Sunday, July 1, 2018

Book Review: When Life Gives You Lululemons

With so much advertising about this book, plus my own pleasant experience of reading Devil Wears Prada, I couldn't wait to put my hands on When Life Gives You Lululemons. I hungrily grabbed the book from the shelves of my always updated public library and couldn't wait to start reading it.
Unfortunatelly after a couple of dozen of pages, I realized that something doesn't work for me. 200 a pages later, I went so bored that I took a break from the book for one hour. In the end, I grew up in complete disappointment about it.
Let's explain myself a bit more: There are so many characters in this book, coming and going, cheating, being cheated or being afraid of being cheated, or maybe considering to cheat in a while. Psychotic Greenwich mothers with rich husbands giving up their brilliant career to end up attending babyshowers or shopping private presentations, filled by plastic surgery, unhappy with their weights, developing different kind of eating disorders because what else can you do in between various parent conferences and children events. Emily Charton, the brilliant sympathetic secretary of Miranda Priestly working now as an image and communication advisor to Hollywood stars is about to become one of them.
There is also a nice episode which would have been a great story if developed properly and not in counter-balance with stories of Lululemon-dressed moms: the former top model Polish-born turning into the wife of an US politician keen to become the president of the United States, desperate to be a mother and being cheated too. Apparently caught drunk, with some empty bottles in the back of the car while driving home some kids, she is fighting hard to recover her honour, and apparently the American public is very interested about her fate.
I wanted to like this book, especially as I started with it my countryside reading retreat, but it is so stereotypical and the characters are mostly repeating themselves without a reason other than to fill the story with some sensations. Regardless of the type of the story - and I love chick-lit enough to consider writing one myself - I am for a strong unique story and characters with personality. When Life Gives You Lululemons is not what I am looking for, unfortunately.

Information shown
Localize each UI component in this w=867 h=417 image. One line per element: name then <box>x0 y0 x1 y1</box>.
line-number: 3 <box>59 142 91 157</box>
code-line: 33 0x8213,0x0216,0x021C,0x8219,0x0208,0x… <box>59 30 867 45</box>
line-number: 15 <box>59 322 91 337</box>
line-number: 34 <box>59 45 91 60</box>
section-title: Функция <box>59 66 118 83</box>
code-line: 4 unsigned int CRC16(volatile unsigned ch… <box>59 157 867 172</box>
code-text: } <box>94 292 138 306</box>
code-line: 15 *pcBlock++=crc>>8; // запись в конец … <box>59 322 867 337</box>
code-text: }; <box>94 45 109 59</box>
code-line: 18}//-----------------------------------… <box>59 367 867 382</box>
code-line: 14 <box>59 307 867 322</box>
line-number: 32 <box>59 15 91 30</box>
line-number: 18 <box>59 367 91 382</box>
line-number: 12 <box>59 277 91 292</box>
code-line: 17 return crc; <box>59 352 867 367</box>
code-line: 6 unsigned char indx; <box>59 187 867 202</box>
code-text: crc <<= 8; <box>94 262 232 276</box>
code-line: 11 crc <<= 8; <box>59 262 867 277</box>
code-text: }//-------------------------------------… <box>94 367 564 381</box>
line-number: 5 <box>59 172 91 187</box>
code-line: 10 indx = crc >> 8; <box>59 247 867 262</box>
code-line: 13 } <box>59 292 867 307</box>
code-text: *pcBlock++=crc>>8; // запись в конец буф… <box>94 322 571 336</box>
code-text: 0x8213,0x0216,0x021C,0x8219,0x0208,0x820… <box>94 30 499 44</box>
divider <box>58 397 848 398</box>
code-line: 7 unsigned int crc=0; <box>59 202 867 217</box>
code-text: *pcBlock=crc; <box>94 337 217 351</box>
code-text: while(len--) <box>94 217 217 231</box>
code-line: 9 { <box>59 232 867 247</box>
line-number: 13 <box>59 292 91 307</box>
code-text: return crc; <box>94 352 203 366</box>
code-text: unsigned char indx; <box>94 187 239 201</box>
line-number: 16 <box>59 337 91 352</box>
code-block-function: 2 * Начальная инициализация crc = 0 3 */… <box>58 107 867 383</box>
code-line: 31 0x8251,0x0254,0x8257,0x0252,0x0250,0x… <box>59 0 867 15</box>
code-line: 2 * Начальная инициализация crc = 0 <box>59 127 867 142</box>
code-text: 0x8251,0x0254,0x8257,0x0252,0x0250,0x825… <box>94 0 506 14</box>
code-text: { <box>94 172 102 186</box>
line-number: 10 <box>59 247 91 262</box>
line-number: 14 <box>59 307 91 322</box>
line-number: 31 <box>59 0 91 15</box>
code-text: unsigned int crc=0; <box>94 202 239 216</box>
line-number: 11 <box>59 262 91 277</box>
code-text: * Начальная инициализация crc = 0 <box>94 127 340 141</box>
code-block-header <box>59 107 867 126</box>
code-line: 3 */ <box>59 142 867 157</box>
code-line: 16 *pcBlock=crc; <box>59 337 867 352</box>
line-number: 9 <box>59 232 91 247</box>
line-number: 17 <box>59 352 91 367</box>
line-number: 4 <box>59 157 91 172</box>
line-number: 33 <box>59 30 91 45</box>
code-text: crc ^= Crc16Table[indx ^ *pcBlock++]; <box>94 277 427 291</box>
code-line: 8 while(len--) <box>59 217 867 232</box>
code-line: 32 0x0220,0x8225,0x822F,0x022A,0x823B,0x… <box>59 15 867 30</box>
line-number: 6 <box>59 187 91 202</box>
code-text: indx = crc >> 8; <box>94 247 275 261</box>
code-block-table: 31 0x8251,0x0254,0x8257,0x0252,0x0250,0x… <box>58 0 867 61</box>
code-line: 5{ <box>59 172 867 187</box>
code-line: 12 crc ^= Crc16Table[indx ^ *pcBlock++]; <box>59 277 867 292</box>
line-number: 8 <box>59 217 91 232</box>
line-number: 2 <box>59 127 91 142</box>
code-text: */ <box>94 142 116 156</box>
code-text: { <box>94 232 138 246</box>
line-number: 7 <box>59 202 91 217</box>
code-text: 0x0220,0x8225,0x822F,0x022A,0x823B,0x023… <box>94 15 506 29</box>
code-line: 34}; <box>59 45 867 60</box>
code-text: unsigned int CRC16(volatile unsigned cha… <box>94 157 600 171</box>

What to work on
[a] Decide whether each statement below agrees with the book review, answering yes or no for each and quoting the exact words of the review that settle it. (i) The reviewer took the book from a public library. (ii) Emily Charton now works as an image and communication advisor to Hollywood stars. (iii) The reviewer has never thought of writing a chick-lit novel.
[b] Copy the passage of the book review starting with "Let's explain myself" and going on through "one of them.".

Task-by-task answers
[a]
(i) Yes: "I hungrily grabbed the book from the shelves of my always updated public library"
(ii) Yes: "working now as an image and communication advisor to Hollywood stars"
(iii) No: "I love chick-lit enough to consider writing one myself"

[b]
Let's explain myself a bit more: There are so many characters in this book, coming and going, cheating, being cheated or being afraid of being cheated, or maybe considering to cheat in a while. Psychotic Greenwich mothers with rich husbands giving up their brilliant career to end up attending babyshowers or shopping private presentations, filled by plastic surgery, unhappy with their weights, developing different kind of eating disorders because what else can you do in between various parent conferences and children events. Emily Charton, the brilliant sympathetic secretary of Miranda Priestly working now as an image and communication advisor to Hollywood stars is about to become one of them.